<<<<
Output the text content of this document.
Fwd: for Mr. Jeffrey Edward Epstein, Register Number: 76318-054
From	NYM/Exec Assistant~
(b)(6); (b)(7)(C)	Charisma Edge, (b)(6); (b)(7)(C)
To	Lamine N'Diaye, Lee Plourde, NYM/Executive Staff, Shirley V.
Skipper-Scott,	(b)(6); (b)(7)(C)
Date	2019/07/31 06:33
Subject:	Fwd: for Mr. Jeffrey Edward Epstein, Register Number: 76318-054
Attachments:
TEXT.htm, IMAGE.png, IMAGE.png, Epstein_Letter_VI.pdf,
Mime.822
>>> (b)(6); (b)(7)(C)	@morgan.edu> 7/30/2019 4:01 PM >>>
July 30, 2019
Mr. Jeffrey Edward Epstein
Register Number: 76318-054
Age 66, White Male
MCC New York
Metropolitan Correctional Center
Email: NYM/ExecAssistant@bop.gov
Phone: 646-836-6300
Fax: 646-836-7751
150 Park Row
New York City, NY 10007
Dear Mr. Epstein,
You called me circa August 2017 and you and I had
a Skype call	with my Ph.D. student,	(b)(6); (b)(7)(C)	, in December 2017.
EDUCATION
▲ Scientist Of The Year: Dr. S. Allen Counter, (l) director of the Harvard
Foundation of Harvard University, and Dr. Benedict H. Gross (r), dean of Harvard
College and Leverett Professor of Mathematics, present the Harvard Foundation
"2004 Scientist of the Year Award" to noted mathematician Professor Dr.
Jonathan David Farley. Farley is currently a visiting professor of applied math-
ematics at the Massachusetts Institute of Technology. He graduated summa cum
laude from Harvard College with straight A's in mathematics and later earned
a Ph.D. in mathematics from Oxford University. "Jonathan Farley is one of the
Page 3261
>>>>
<<<<
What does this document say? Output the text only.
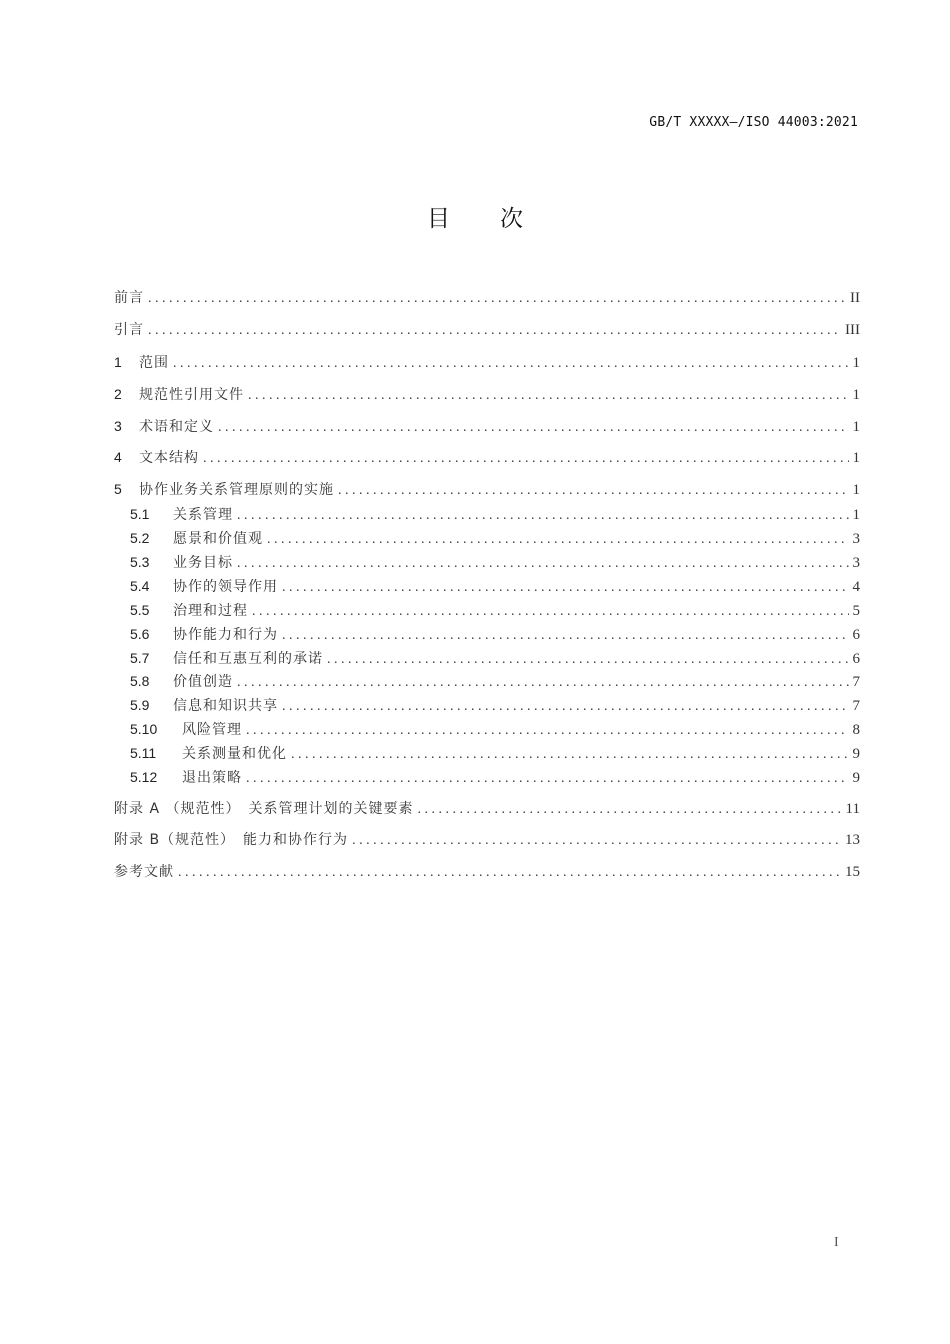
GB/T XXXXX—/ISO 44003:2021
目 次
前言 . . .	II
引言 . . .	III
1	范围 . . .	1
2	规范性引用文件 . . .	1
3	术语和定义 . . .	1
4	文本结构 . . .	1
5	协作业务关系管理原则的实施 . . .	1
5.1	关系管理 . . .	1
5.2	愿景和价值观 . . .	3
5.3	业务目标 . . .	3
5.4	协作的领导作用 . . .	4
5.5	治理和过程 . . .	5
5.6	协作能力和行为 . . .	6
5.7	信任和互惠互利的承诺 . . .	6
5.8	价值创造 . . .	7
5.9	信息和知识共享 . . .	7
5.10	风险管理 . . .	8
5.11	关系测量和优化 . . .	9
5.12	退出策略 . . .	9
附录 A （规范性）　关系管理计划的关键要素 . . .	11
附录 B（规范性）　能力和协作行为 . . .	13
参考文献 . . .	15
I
>>>>
▶ _What to do_:
Which lines contain "Number"? Copy each of them.

▶ _Finished exercise_:
Fwd: for Mr. Jeffrey Edward Epstein, Register Number: 76318-054
Subject:	Fwd: for Mr. Jeffrey Edward Epstein, Register Number: 76318-054
Register Number: 76318-054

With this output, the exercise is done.